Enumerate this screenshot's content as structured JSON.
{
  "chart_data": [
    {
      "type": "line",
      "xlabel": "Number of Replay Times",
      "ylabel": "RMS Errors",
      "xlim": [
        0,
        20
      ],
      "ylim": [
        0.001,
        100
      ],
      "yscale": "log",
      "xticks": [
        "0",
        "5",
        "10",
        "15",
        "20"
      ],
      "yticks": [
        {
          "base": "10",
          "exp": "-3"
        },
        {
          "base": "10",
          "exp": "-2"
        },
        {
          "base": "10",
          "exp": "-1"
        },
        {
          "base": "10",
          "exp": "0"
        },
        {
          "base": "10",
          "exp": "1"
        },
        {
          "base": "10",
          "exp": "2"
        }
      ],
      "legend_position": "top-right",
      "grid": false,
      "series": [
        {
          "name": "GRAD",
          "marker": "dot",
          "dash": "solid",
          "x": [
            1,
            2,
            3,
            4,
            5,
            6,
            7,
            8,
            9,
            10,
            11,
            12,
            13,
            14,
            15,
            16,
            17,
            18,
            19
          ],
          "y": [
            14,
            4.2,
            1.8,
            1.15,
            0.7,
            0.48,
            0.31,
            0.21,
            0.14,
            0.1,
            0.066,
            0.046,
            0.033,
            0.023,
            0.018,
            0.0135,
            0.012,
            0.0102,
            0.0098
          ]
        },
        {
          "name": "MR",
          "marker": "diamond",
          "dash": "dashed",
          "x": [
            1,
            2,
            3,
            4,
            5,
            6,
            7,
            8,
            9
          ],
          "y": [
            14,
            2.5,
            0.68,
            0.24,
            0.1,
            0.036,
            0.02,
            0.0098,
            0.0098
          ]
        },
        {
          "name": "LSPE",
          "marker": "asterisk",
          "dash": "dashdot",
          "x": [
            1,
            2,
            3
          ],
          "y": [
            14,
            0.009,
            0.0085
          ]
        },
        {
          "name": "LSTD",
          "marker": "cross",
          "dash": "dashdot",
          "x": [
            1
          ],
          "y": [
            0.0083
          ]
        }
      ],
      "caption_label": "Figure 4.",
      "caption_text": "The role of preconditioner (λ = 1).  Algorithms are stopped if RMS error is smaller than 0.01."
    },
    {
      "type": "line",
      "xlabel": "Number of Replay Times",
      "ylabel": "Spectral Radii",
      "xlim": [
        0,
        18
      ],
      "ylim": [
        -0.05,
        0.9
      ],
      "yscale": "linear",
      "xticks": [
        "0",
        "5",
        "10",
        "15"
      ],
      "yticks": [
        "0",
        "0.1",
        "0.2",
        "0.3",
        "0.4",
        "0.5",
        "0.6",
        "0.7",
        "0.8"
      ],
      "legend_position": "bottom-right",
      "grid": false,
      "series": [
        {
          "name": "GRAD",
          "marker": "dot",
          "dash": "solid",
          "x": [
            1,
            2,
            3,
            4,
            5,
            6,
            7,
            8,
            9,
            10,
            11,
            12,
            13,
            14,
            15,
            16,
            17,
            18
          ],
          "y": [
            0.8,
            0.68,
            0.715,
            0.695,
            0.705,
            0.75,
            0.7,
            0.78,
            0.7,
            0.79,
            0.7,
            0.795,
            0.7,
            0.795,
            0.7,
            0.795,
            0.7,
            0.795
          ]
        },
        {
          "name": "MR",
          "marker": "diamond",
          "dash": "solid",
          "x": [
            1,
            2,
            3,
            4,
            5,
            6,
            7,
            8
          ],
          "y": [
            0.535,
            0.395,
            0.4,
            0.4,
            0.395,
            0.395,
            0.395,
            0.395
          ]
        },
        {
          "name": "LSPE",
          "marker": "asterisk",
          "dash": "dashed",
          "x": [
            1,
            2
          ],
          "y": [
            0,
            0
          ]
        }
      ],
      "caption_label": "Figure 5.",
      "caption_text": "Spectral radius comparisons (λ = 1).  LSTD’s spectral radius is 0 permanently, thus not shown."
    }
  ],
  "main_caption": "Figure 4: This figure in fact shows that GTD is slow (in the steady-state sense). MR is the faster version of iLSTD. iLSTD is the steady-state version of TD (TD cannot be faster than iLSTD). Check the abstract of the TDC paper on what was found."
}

What the exercise asks: Using the listing above, pull out all lines that hold the word "ylabel".

Finished task:
      "ylabel": "RMS Errors",
      "ylabel": "Spectral Radii",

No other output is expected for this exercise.